--- start GIVEN DATA ---

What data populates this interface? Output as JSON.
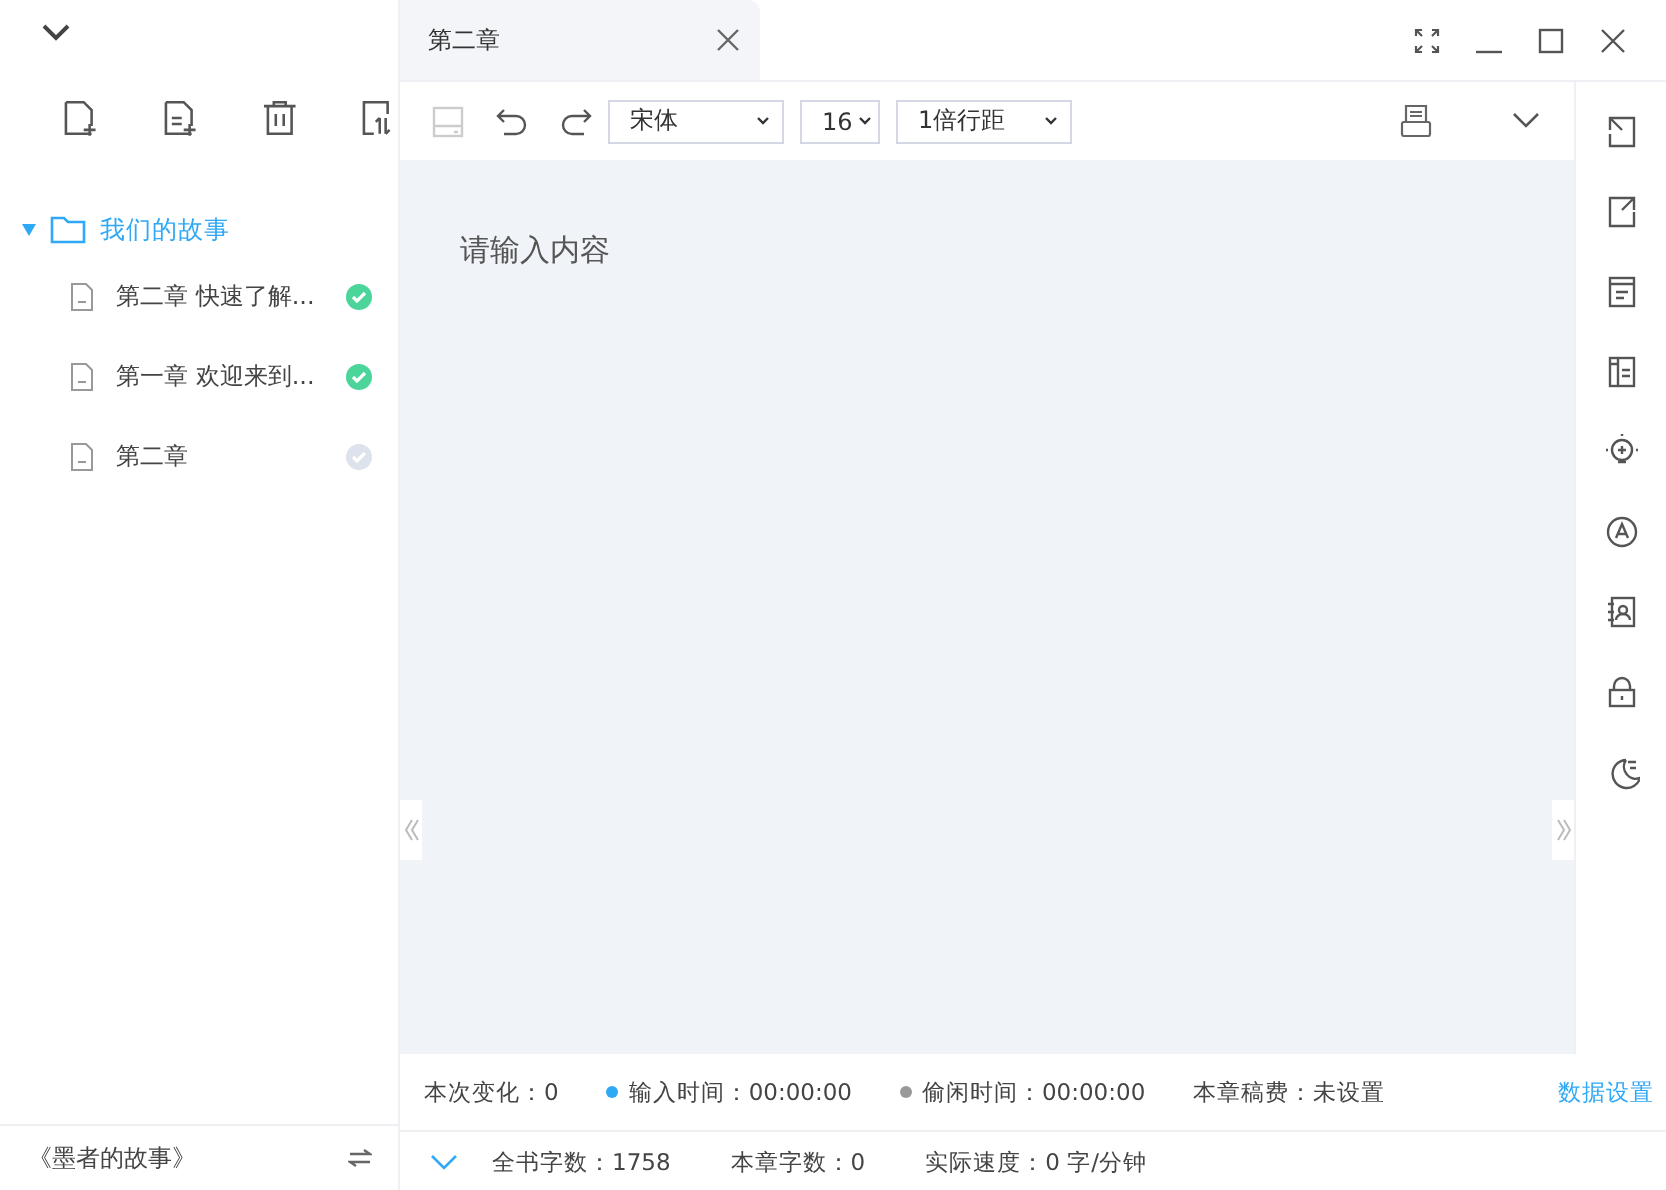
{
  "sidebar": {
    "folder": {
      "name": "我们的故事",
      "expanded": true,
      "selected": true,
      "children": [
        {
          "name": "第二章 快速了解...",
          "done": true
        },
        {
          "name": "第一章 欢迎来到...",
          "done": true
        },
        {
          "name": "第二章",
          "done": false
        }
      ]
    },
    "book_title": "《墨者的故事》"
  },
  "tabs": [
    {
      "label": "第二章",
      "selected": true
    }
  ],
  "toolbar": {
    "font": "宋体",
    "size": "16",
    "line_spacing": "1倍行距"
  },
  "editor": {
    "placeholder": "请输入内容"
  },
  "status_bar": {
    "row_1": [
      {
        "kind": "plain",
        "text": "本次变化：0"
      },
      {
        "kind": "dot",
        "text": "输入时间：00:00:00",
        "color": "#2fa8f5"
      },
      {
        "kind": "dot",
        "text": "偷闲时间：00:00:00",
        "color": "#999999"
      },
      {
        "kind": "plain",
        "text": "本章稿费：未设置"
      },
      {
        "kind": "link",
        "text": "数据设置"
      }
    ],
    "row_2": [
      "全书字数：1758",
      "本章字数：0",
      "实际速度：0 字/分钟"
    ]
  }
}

--- end GIVEN DATA ---

▶ _GIVEN PROBLEM_
Show the lines of the records that include the string "true".

▶ _REPLY_
      "expanded": true,
      "selected": true,
          "done": true
          "done": true
      "selected": true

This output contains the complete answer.